[STATED TASK] Pick out every line that holds the string "Price" and copy it.

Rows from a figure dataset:
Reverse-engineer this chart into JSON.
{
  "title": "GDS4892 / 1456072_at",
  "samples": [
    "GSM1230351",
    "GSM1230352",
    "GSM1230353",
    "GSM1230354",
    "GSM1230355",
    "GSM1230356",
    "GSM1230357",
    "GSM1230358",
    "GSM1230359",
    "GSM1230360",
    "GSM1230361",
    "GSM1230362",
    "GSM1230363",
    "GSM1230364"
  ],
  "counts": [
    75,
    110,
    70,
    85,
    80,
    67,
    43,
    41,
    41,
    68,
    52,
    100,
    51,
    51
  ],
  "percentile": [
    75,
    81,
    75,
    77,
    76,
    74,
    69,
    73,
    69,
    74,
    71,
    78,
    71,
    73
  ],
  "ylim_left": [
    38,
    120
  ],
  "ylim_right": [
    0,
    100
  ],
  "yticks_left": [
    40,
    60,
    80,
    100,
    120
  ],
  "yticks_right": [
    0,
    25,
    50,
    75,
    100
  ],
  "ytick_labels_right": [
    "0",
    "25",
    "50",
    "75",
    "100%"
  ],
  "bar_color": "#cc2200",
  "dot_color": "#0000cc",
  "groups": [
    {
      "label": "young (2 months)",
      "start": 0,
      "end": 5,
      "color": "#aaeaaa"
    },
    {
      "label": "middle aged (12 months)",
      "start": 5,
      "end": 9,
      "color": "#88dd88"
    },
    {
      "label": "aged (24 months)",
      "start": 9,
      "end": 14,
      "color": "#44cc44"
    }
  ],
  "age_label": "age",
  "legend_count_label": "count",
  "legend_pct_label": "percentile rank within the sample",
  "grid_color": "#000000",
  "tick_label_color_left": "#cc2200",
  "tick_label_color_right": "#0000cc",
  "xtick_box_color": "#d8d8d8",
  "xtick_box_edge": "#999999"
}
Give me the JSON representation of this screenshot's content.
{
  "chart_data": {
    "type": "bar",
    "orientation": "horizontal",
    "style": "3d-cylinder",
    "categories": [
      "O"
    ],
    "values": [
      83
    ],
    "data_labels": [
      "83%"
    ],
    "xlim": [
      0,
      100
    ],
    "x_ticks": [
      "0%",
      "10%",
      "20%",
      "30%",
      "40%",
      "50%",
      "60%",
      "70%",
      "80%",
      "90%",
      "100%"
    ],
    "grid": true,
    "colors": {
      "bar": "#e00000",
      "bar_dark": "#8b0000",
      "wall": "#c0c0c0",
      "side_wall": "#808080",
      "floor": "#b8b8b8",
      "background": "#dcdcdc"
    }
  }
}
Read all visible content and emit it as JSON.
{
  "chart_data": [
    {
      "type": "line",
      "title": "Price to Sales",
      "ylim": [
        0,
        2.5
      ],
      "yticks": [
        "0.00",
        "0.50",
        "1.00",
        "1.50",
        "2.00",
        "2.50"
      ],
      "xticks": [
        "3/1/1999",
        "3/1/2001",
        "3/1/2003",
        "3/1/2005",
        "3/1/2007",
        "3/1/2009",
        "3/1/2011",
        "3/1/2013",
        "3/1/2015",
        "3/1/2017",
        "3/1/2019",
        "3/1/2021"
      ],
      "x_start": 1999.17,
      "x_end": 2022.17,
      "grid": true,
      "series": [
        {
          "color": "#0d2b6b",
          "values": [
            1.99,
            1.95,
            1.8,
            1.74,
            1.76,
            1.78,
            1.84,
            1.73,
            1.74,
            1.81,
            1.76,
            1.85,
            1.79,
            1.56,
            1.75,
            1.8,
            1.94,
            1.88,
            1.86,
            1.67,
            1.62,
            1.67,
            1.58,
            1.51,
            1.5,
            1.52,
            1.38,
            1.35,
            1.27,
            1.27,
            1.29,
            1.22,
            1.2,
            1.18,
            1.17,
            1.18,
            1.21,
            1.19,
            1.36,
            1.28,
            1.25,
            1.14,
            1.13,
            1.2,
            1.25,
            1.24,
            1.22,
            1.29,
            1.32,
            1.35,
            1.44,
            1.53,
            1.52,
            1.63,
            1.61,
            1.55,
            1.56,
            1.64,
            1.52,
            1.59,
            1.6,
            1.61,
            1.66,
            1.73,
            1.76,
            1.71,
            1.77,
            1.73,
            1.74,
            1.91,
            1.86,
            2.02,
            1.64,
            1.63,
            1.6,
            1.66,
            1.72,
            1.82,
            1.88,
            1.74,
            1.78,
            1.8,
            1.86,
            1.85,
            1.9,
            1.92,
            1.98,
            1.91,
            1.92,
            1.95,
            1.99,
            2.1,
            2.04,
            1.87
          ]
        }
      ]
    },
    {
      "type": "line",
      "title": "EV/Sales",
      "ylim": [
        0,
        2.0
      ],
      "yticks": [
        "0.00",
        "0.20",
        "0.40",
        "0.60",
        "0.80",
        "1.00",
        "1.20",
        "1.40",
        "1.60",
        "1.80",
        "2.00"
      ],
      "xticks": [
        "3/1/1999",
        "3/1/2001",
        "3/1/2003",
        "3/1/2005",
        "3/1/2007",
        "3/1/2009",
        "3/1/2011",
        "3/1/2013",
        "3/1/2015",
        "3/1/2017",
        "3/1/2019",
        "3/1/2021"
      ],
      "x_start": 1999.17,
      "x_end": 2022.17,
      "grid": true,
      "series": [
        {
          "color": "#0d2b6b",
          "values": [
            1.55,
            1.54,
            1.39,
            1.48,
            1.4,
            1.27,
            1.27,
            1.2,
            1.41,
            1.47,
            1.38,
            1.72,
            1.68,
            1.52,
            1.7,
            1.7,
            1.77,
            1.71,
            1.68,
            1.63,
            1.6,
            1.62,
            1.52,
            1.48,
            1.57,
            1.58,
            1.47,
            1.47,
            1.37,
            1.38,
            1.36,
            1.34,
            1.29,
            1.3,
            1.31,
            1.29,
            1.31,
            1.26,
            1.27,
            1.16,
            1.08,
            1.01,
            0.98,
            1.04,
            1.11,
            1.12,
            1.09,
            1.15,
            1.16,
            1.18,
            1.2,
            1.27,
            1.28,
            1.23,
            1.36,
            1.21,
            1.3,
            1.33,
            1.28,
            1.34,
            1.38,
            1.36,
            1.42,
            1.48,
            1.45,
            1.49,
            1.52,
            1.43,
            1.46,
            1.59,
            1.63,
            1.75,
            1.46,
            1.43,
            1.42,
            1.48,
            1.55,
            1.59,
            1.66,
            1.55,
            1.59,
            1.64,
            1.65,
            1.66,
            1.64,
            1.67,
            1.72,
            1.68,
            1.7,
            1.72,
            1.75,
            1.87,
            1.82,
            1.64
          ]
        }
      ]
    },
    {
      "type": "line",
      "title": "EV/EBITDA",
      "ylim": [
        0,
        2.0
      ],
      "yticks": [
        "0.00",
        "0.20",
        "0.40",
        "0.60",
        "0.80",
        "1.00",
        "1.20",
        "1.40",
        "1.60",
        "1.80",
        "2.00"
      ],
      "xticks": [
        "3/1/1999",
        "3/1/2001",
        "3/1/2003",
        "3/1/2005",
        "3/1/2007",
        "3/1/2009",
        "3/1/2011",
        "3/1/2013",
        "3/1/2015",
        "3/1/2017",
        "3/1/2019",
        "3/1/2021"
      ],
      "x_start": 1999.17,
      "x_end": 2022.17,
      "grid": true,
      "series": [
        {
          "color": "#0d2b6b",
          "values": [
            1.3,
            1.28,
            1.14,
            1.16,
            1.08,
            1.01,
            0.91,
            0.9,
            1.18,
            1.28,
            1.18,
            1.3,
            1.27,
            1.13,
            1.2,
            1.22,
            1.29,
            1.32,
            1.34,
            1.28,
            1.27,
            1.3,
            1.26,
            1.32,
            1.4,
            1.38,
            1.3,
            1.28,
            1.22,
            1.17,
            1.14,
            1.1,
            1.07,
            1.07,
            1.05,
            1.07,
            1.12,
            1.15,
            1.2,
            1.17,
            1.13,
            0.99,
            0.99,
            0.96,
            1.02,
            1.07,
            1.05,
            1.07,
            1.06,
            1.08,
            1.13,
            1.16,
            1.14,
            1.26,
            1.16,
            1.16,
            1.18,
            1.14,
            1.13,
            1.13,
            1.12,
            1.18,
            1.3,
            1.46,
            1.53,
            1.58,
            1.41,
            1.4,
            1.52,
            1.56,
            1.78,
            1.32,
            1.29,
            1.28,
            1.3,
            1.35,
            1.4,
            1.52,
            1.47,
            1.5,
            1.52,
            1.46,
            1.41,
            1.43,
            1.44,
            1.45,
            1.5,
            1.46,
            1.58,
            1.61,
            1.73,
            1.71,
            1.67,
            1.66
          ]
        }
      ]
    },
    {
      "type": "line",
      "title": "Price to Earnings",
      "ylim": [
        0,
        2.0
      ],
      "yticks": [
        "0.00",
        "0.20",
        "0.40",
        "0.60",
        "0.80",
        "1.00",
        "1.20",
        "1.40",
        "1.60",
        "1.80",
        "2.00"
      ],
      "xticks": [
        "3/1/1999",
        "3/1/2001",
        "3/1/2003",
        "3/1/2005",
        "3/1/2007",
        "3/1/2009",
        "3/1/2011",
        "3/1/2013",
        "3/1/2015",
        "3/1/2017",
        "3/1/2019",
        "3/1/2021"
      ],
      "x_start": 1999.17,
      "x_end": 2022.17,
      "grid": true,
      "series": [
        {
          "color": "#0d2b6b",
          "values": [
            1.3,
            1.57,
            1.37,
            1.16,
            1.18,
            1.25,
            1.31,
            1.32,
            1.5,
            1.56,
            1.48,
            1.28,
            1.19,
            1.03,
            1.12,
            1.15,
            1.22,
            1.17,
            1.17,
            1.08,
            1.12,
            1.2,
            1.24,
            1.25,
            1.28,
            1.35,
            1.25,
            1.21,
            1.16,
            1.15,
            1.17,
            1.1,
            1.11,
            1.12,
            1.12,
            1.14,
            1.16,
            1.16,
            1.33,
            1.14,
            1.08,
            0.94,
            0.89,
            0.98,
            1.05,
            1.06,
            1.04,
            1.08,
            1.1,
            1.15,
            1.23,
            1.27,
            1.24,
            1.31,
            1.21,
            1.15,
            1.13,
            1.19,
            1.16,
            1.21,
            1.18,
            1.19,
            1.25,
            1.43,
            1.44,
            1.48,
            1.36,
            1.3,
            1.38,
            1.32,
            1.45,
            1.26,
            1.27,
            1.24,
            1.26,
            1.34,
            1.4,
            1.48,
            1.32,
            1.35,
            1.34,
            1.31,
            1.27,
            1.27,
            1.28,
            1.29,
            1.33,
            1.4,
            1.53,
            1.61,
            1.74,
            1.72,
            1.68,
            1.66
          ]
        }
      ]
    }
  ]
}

[FULL OUTPUT]
      "title": "Price to Sales",
      "title": "Price to Earnings",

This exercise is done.